Set the listing down again exactly, please, apart from its pictures.

──────── GIVEN ENTRIES

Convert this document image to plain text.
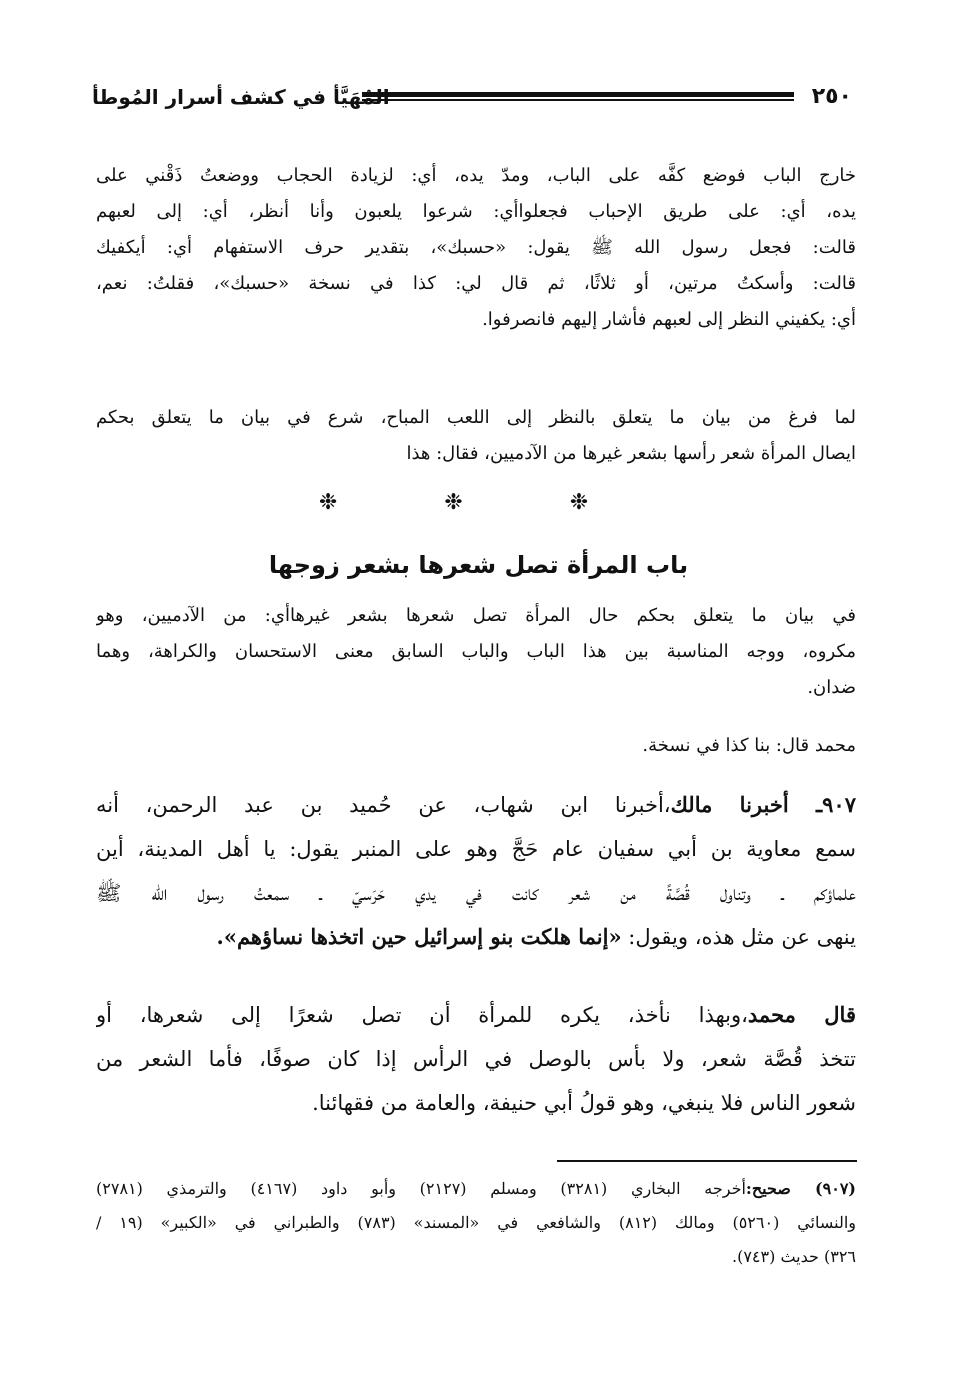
٢٥٠
المُهَيَّأ في كشف أسرار المُوطأ
خارج الباب فوضع كفَّه على الباب، ومدّ يده، أي: لزيادة الحجاب ووضعتُ ذَقْني على
يده، أي: على طريق الإحباب فجعلواأي: شرعوا يلعبون وأنا أنظر، أي: إلى لعبهم
قالت: فجعل رسول الله ﷺ يقول: «حسبك»، بتقدير حرف الاستفهام أي: أيكفيك
قالت: وأسكتُ مرتين، أو ثلاثًا، ثم قال لي: كذا في نسخة «حسبك»، فقلتُ: نعم،
أي: يكفيني النظر إلى لعبهم فأشار إليهم فانصرفوا.
لما فرغ من بيان ما يتعلق بالنظر إلى اللعب المباح، شرع في بيان ما يتعلق بحكم
ايصال المرأة شعر رأسها بشعر غيرها من الآدميين، فقال: هذا
❉ ❉ ❉
باب المرأة تصل شعرها بشعر زوجها
في بيان ما يتعلق بحكم حال المرأة تصل شعرها بشعر غيرهاأي: من الآدميين، وهو
مكروه، ووجه المناسبة بين هذا الباب والباب السابق معنى الاستحسان والكراهة، وهما
ضدان.
محمد قال: بنا كذا في نسخة.
٩٠٧ـ أخبرنا مالك،أخبرنا ابن شهاب، عن حُميد بن عبد الرحمن، أنه
سمع معاوية بن أبي سفيان عام حَجَّ وهو على المنبر يقول: يا أهل المدينة، أين
علماؤكم ـ وتناول قُصَّةً من شعر كانت في يدي حَرَسيّ ـ سمعتُ رسول الله ﷺ
ينهى عن مثل هذه، ويقول: «إنما هلكت بنو إسرائيل حين اتخذها نساؤهم».
قال محمد،وبهذا نأخذ، يكره للمرأة أن تصل شعرًا إلى شعرها، أو
تتخذ قُصَّة شعر، ولا بأس بالوصل في الرأس إذا كان صوفًا، فأما الشعر من
شعور الناس فلا ينبغي، وهو قولُ أبي حنيفة، والعامة من فقهائنا.
(٩٠٧) صحيح:أخرجه البخاري (٣٢٨١) ومسلم (٢١٢٧) وأبو داود (٤١٦٧) والترمذي (٢٧٨١)
والنسائي (٥٢٦٠) ومالك (٨١٢) والشافعي في «المسند» (٧٨٣) والطبراني في «الكبير» (١٩ /
٣٢٦) حديث (٧٤٣).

────────────────

RESULT:
Convert this document image to plain text.
٢٥٠
المُهَيَّأ في كشف أسرار المُوطأ
خارج الباب فوضع كفَّه على الباب، ومدّ يده، أي: لزيادة الحجاب ووضعتُ ذَقْني على
يده، أي: على طريق الإحباب فجعلواأي: شرعوا يلعبون وأنا أنظر، أي: إلى لعبهم
قالت: فجعل رسول الله ﷺ يقول: «حسبك»، بتقدير حرف الاستفهام أي: أيكفيك
قالت: وأسكتُ مرتين، أو ثلاثًا، ثم قال لي: كذا في نسخة «حسبك»، فقلتُ: نعم،
أي: يكفيني النظر إلى لعبهم فأشار إليهم فانصرفوا.
لما فرغ من بيان ما يتعلق بالنظر إلى اللعب المباح، شرع في بيان ما يتعلق بحكم
ايصال المرأة شعر رأسها بشعر غيرها من الآدميين، فقال: هذا
❉ ❉ ❉
باب المرأة تصل شعرها بشعر زوجها
في بيان ما يتعلق بحكم حال المرأة تصل شعرها بشعر غيرهاأي: من الآدميين، وهو
مكروه، ووجه المناسبة بين هذا الباب والباب السابق معنى الاستحسان والكراهة، وهما
ضدان.
محمد قال: بنا كذا في نسخة.
٩٠٧ـ أخبرنا مالك،أخبرنا ابن شهاب، عن حُميد بن عبد الرحمن، أنه
سمع معاوية بن أبي سفيان عام حَجَّ وهو على المنبر يقول: يا أهل المدينة، أين
علماؤكم ـ وتناول قُصَّةً من شعر كانت في يدي حَرَسيّ ـ سمعتُ رسول الله ﷺ
ينهى عن مثل هذه، ويقول: «إنما هلكت بنو إسرائيل حين اتخذها نساؤهم».
قال محمد،وبهذا نأخذ، يكره للمرأة أن تصل شعرًا إلى شعرها، أو
تتخذ قُصَّة شعر، ولا بأس بالوصل في الرأس إذا كان صوفًا، فأما الشعر من
شعور الناس فلا ينبغي، وهو قولُ أبي حنيفة، والعامة من فقهائنا.
(٩٠٧) صحيح:أخرجه البخاري (٣٢٨١) ومسلم (٢١٢٧) وأبو داود (٤١٦٧) والترمذي (٢٧٨١)
والنسائي (٥٢٦٠) ومالك (٨١٢) والشافعي في «المسند» (٧٨٣) والطبراني في «الكبير» (١٩ /
٣٢٦) حديث (٧٤٣).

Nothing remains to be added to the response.